### [Directive]
Output every line of the material exactly, omitting images.

### [Record list]
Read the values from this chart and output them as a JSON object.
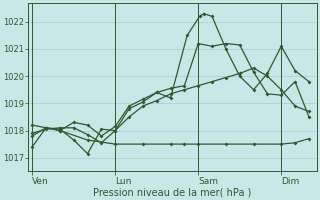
{
  "background_color": "#c8e8e8",
  "grid_color": "#a8cece",
  "line_color": "#2d5a2d",
  "ylim": [
    1016.5,
    1022.7
  ],
  "yticks": [
    1017,
    1018,
    1019,
    1020,
    1021,
    1022
  ],
  "xtick_labels": [
    "Ven",
    "Lun",
    "Sam",
    "Dim"
  ],
  "xtick_positions": [
    0,
    3,
    6,
    9
  ],
  "xlabel": "Pression niveau de la mer( hPa )",
  "series1_x": [
    0.0,
    0.5,
    1.0,
    1.5,
    2.0,
    2.5,
    3.0,
    3.5,
    4.0,
    4.5,
    5.0,
    5.6,
    6.05,
    6.2,
    6.5,
    7.0,
    7.5,
    8.0,
    8.5,
    9.0,
    9.5,
    10.0
  ],
  "series1_y": [
    1017.4,
    1018.1,
    1018.05,
    1017.65,
    1017.15,
    1018.05,
    1018.0,
    1018.8,
    1019.05,
    1019.4,
    1019.2,
    1021.5,
    1022.2,
    1022.3,
    1022.2,
    1021.0,
    1020.0,
    1019.5,
    1020.1,
    1021.1,
    1020.2,
    1019.8
  ],
  "series2_x": [
    0.0,
    0.5,
    1.0,
    1.5,
    2.0,
    2.5,
    3.0,
    3.5,
    4.0,
    4.5,
    5.0,
    5.5,
    6.0,
    6.5,
    7.0,
    7.5,
    8.0,
    8.5,
    9.0,
    9.5,
    10.0
  ],
  "series2_y": [
    1017.9,
    1018.05,
    1018.1,
    1018.1,
    1017.85,
    1017.55,
    1018.0,
    1018.5,
    1018.9,
    1019.1,
    1019.35,
    1019.5,
    1019.65,
    1019.8,
    1019.95,
    1020.1,
    1020.3,
    1020.0,
    1019.5,
    1018.9,
    1018.7
  ],
  "series3_x": [
    0.0,
    0.5,
    1.0,
    2.0,
    3.0,
    4.0,
    5.0,
    5.5,
    6.0,
    7.0,
    8.0,
    9.0,
    9.5,
    10.0
  ],
  "series3_y": [
    1018.2,
    1018.1,
    1018.0,
    1017.65,
    1017.5,
    1017.5,
    1017.5,
    1017.5,
    1017.5,
    1017.5,
    1017.5,
    1017.5,
    1017.55,
    1017.7
  ],
  "series4_x": [
    0.0,
    0.5,
    1.0,
    1.5,
    2.0,
    2.5,
    3.0,
    3.5,
    4.0,
    4.5,
    5.0,
    5.5,
    6.0,
    6.5,
    7.0,
    7.5,
    8.0,
    8.5,
    9.0,
    9.5,
    10.0
  ],
  "series4_y": [
    1017.8,
    1018.1,
    1018.0,
    1018.3,
    1018.2,
    1017.8,
    1018.15,
    1018.9,
    1019.15,
    1019.4,
    1019.55,
    1019.65,
    1021.2,
    1021.1,
    1021.2,
    1021.15,
    1020.15,
    1019.35,
    1019.3,
    1019.8,
    1018.5
  ],
  "day_vlines": [
    0,
    3,
    6,
    9
  ],
  "figsize": [
    3.2,
    2.0
  ],
  "dpi": 100
}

### [Correct output]
Read the values from this chart and output them as a JSON object.
{
  "background_color": "#c8e8e8",
  "grid_color": "#a8cece",
  "line_color": "#2d5a2d",
  "ylim": [
    1016.5,
    1022.7
  ],
  "yticks": [
    1017,
    1018,
    1019,
    1020,
    1021,
    1022
  ],
  "xtick_labels": [
    "Ven",
    "Lun",
    "Sam",
    "Dim"
  ],
  "xtick_positions": [
    0,
    3,
    6,
    9
  ],
  "xlabel": "Pression niveau de la mer( hPa )",
  "series1_x": [
    0.0,
    0.5,
    1.0,
    1.5,
    2.0,
    2.5,
    3.0,
    3.5,
    4.0,
    4.5,
    5.0,
    5.6,
    6.05,
    6.2,
    6.5,
    7.0,
    7.5,
    8.0,
    8.5,
    9.0,
    9.5,
    10.0
  ],
  "series1_y": [
    1017.4,
    1018.1,
    1018.05,
    1017.65,
    1017.15,
    1018.05,
    1018.0,
    1018.8,
    1019.05,
    1019.4,
    1019.2,
    1021.5,
    1022.2,
    1022.3,
    1022.2,
    1021.0,
    1020.0,
    1019.5,
    1020.1,
    1021.1,
    1020.2,
    1019.8
  ],
  "series2_x": [
    0.0,
    0.5,
    1.0,
    1.5,
    2.0,
    2.5,
    3.0,
    3.5,
    4.0,
    4.5,
    5.0,
    5.5,
    6.0,
    6.5,
    7.0,
    7.5,
    8.0,
    8.5,
    9.0,
    9.5,
    10.0
  ],
  "series2_y": [
    1017.9,
    1018.05,
    1018.1,
    1018.1,
    1017.85,
    1017.55,
    1018.0,
    1018.5,
    1018.9,
    1019.1,
    1019.35,
    1019.5,
    1019.65,
    1019.8,
    1019.95,
    1020.1,
    1020.3,
    1020.0,
    1019.5,
    1018.9,
    1018.7
  ],
  "series3_x": [
    0.0,
    0.5,
    1.0,
    2.0,
    3.0,
    4.0,
    5.0,
    5.5,
    6.0,
    7.0,
    8.0,
    9.0,
    9.5,
    10.0
  ],
  "series3_y": [
    1018.2,
    1018.1,
    1018.0,
    1017.65,
    1017.5,
    1017.5,
    1017.5,
    1017.5,
    1017.5,
    1017.5,
    1017.5,
    1017.5,
    1017.55,
    1017.7
  ],
  "series4_x": [
    0.0,
    0.5,
    1.0,
    1.5,
    2.0,
    2.5,
    3.0,
    3.5,
    4.0,
    4.5,
    5.0,
    5.5,
    6.0,
    6.5,
    7.0,
    7.5,
    8.0,
    8.5,
    9.0,
    9.5,
    10.0
  ],
  "series4_y": [
    1017.8,
    1018.1,
    1018.0,
    1018.3,
    1018.2,
    1017.8,
    1018.15,
    1018.9,
    1019.15,
    1019.4,
    1019.55,
    1019.65,
    1021.2,
    1021.1,
    1021.2,
    1021.15,
    1020.15,
    1019.35,
    1019.3,
    1019.8,
    1018.5
  ],
  "day_vlines": [
    0,
    3,
    6,
    9
  ],
  "figsize": [
    3.2,
    2.0
  ],
  "dpi": 100
}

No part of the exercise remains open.